▸ TASK TO CARRY OUT: Track down every line below that holds "JSON" and copy it.

▸ Saved data entries:
:::

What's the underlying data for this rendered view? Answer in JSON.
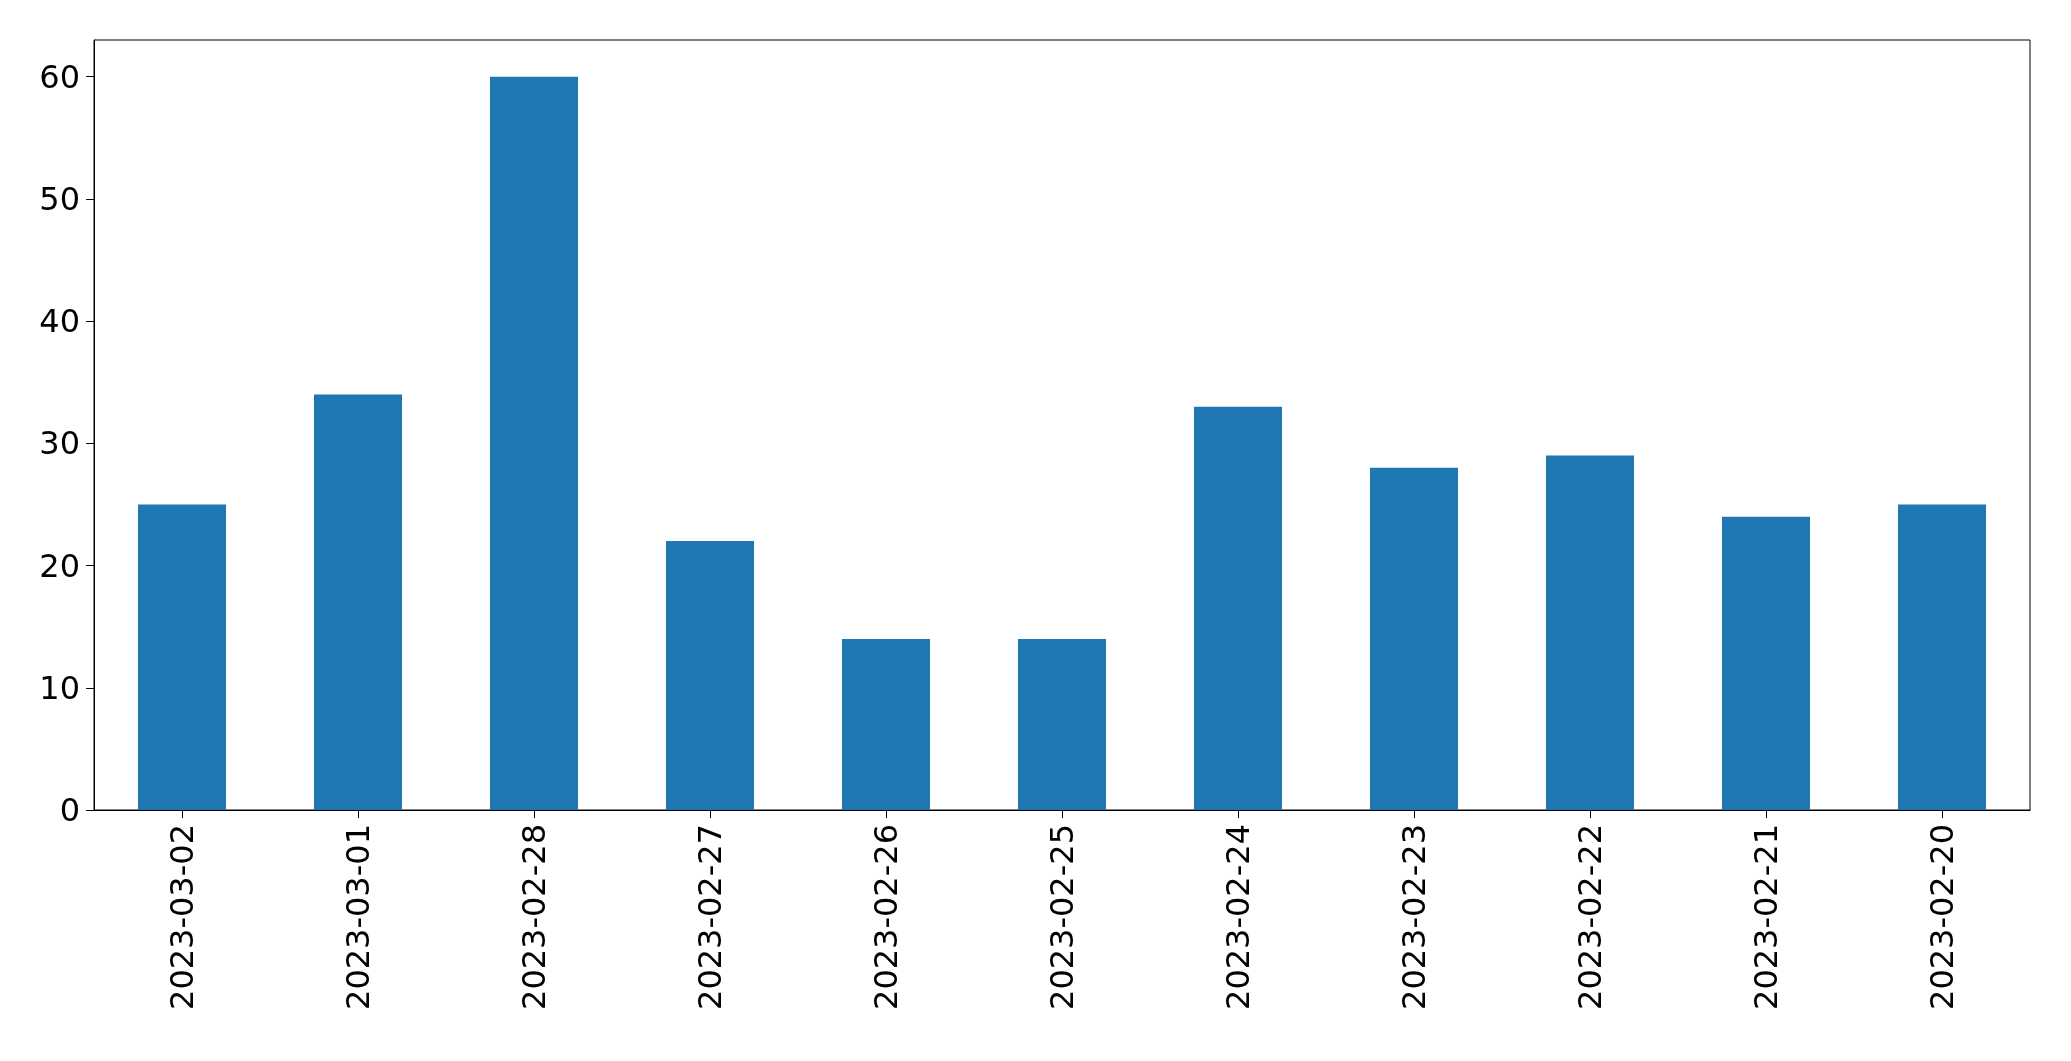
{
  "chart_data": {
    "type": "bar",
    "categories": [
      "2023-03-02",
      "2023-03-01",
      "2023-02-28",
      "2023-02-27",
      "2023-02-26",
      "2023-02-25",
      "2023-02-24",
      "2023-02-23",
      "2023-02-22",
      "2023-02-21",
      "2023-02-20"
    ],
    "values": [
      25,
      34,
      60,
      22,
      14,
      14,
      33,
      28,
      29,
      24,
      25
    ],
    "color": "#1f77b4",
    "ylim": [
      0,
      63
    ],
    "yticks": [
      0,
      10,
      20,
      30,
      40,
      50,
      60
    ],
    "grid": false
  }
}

:::

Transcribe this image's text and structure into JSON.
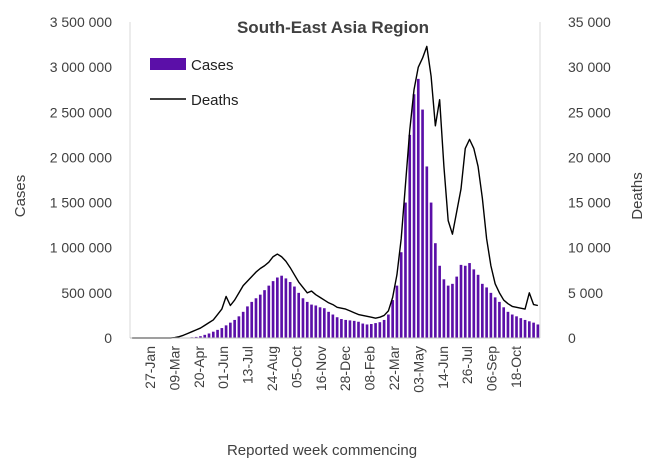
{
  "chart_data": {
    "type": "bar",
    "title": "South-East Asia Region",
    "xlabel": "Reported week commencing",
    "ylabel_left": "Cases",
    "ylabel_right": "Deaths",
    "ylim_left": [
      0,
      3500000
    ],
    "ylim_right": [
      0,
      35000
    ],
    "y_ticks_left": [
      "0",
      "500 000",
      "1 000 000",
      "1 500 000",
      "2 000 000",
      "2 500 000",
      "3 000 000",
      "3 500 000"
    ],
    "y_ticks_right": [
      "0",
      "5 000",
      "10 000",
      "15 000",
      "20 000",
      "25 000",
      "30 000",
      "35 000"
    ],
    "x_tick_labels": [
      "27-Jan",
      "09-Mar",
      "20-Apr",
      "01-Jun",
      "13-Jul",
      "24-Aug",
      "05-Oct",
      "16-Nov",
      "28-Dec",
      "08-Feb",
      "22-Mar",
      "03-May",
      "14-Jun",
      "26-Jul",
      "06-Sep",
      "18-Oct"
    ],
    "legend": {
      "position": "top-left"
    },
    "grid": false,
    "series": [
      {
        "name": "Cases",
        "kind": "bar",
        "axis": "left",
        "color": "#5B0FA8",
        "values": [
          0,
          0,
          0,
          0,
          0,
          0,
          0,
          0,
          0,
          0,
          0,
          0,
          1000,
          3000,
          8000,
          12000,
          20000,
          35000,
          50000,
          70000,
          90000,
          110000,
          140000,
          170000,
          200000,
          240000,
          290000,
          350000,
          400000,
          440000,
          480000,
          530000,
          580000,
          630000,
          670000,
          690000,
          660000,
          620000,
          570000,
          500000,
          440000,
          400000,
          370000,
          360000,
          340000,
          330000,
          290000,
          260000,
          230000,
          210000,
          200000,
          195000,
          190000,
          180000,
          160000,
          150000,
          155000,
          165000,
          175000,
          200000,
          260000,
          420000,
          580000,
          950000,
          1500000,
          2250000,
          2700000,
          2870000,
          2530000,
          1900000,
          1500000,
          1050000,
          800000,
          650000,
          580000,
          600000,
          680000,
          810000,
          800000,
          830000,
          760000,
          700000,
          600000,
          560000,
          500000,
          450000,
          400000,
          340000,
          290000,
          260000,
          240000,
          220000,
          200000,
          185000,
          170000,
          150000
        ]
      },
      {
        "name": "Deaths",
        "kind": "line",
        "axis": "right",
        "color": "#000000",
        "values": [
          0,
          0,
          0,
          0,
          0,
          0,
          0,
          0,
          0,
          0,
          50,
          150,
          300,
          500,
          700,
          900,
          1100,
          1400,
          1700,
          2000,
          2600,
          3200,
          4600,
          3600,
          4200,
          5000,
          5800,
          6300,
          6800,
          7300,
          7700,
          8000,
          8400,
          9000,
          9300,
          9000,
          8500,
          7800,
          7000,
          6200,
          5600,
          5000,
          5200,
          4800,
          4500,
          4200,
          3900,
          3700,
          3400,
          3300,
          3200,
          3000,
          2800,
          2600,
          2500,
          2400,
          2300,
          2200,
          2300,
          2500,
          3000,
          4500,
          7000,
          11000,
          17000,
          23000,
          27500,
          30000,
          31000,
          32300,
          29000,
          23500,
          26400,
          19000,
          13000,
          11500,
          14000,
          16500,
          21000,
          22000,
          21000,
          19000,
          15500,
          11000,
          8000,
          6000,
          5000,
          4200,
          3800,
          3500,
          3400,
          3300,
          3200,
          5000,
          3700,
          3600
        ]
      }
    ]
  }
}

:::

▸ FULL ANSWER:
What's the underlying data for this rendered view? Answer in JSON.
Transcribe this image's text and structure into JSON.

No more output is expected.